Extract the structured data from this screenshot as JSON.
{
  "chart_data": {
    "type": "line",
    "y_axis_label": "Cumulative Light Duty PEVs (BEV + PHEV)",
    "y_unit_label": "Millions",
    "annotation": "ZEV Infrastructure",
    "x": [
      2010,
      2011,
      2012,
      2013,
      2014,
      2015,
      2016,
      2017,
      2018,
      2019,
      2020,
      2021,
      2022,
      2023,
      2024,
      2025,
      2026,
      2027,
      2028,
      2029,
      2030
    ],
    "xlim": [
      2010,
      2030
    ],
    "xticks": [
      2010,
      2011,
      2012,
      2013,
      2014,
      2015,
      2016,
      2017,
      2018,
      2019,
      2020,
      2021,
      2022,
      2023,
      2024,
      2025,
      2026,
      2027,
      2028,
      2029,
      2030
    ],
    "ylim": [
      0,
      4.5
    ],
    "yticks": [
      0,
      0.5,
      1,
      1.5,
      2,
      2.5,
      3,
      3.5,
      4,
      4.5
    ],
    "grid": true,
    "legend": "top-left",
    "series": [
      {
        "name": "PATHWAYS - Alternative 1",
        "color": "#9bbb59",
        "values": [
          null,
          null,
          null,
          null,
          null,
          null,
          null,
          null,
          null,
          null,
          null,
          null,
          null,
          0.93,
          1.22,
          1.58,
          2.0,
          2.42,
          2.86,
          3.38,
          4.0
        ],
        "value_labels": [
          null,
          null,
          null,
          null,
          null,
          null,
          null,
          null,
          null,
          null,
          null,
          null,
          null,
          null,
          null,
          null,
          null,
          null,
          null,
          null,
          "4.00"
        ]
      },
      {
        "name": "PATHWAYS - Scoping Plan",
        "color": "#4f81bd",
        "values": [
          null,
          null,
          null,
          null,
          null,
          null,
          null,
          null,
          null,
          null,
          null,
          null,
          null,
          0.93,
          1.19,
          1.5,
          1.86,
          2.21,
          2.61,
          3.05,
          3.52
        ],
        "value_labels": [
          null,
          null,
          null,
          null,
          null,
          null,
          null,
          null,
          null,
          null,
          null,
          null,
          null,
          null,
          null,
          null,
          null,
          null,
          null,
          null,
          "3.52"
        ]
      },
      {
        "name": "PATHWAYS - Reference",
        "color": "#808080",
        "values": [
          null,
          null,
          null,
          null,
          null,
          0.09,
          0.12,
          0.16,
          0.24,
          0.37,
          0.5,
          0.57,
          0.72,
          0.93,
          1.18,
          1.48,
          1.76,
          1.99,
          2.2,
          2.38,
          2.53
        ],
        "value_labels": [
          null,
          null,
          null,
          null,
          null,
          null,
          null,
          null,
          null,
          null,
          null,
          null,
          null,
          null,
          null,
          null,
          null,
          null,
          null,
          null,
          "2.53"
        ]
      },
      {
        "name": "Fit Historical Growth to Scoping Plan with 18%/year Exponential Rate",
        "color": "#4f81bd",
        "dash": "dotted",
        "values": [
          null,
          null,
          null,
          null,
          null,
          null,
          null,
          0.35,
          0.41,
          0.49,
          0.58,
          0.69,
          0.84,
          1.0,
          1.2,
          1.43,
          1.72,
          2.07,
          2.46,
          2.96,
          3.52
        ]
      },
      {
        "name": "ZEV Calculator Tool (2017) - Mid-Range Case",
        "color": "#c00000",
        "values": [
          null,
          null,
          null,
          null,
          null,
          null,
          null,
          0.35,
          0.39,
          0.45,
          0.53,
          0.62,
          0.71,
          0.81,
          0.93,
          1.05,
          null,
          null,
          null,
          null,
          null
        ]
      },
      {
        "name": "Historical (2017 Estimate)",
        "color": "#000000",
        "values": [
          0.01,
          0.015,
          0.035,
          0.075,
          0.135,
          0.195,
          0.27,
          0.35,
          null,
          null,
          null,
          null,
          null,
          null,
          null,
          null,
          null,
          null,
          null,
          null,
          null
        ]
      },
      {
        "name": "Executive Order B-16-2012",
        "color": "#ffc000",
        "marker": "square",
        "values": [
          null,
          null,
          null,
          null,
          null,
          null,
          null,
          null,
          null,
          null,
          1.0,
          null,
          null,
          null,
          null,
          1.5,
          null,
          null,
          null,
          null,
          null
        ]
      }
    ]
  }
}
========================================
▶ _What you have to do_: Transcribe all of the entries without altering anything.

▶ _Written response_:
Extract the structured data from this screenshot as JSON.
{
  "chart_data": {
    "type": "line",
    "y_axis_label": "Cumulative Light Duty PEVs (BEV + PHEV)",
    "y_unit_label": "Millions",
    "annotation": "ZEV Infrastructure",
    "x": [
      2010,
      2011,
      2012,
      2013,
      2014,
      2015,
      2016,
      2017,
      2018,
      2019,
      2020,
      2021,
      2022,
      2023,
      2024,
      2025,
      2026,
      2027,
      2028,
      2029,
      2030
    ],
    "xlim": [
      2010,
      2030
    ],
    "xticks": [
      2010,
      2011,
      2012,
      2013,
      2014,
      2015,
      2016,
      2017,
      2018,
      2019,
      2020,
      2021,
      2022,
      2023,
      2024,
      2025,
      2026,
      2027,
      2028,
      2029,
      2030
    ],
    "ylim": [
      0,
      4.5
    ],
    "yticks": [
      0,
      0.5,
      1,
      1.5,
      2,
      2.5,
      3,
      3.5,
      4,
      4.5
    ],
    "grid": true,
    "legend": "top-left",
    "series": [
      {
        "name": "PATHWAYS - Alternative 1",
        "color": "#9bbb59",
        "values": [
          null,
          null,
          null,
          null,
          null,
          null,
          null,
          null,
          null,
          null,
          null,
          null,
          null,
          0.93,
          1.22,
          1.58,
          2.0,
          2.42,
          2.86,
          3.38,
          4.0
        ],
        "value_labels": [
          null,
          null,
          null,
          null,
          null,
          null,
          null,
          null,
          null,
          null,
          null,
          null,
          null,
          null,
          null,
          null,
          null,
          null,
          null,
          null,
          "4.00"
        ]
      },
      {
        "name": "PATHWAYS - Scoping Plan",
        "color": "#4f81bd",
        "values": [
          null,
          null,
          null,
          null,
          null,
          null,
          null,
          null,
          null,
          null,
          null,
          null,
          null,
          0.93,
          1.19,
          1.5,
          1.86,
          2.21,
          2.61,
          3.05,
          3.52
        ],
        "value_labels": [
          null,
          null,
          null,
          null,
          null,
          null,
          null,
          null,
          null,
          null,
          null,
          null,
          null,
          null,
          null,
          null,
          null,
          null,
          null,
          null,
          "3.52"
        ]
      },
      {
        "name": "PATHWAYS - Reference",
        "color": "#808080",
        "values": [
          null,
          null,
          null,
          null,
          null,
          0.09,
          0.12,
          0.16,
          0.24,
          0.37,
          0.5,
          0.57,
          0.72,
          0.93,
          1.18,
          1.48,
          1.76,
          1.99,
          2.2,
          2.38,
          2.53
        ],
        "value_labels": [
          null,
          null,
          null,
          null,
          null,
          null,
          null,
          null,
          null,
          null,
          null,
          null,
          null,
          null,
          null,
          null,
          null,
          null,
          null,
          null,
          "2.53"
        ]
      },
      {
        "name": "Fit Historical Growth to Scoping Plan with 18%/year Exponential Rate",
        "color": "#4f81bd",
        "dash": "dotted",
        "values": [
          null,
          null,
          null,
          null,
          null,
          null,
          null,
          0.35,
          0.41,
          0.49,
          0.58,
          0.69,
          0.84,
          1.0,
          1.2,
          1.43,
          1.72,
          2.07,
          2.46,
          2.96,
          3.52
        ]
      },
      {
        "name": "ZEV Calculator Tool (2017) - Mid-Range Case",
        "color": "#c00000",
        "values": [
          null,
          null,
          null,
          null,
          null,
          null,
          null,
          0.35,
          0.39,
          0.45,
          0.53,
          0.62,
          0.71,
          0.81,
          0.93,
          1.05,
          null,
          null,
          null,
          null,
          null
        ]
      },
      {
        "name": "Historical (2017 Estimate)",
        "color": "#000000",
        "values": [
          0.01,
          0.015,
          0.035,
          0.075,
          0.135,
          0.195,
          0.27,
          0.35,
          null,
          null,
          null,
          null,
          null,
          null,
          null,
          null,
          null,
          null,
          null,
          null,
          null
        ]
      },
      {
        "name": "Executive Order B-16-2012",
        "color": "#ffc000",
        "marker": "square",
        "values": [
          null,
          null,
          null,
          null,
          null,
          null,
          null,
          null,
          null,
          null,
          1.0,
          null,
          null,
          null,
          null,
          1.5,
          null,
          null,
          null,
          null,
          null
        ]
      }
    ]
  }
}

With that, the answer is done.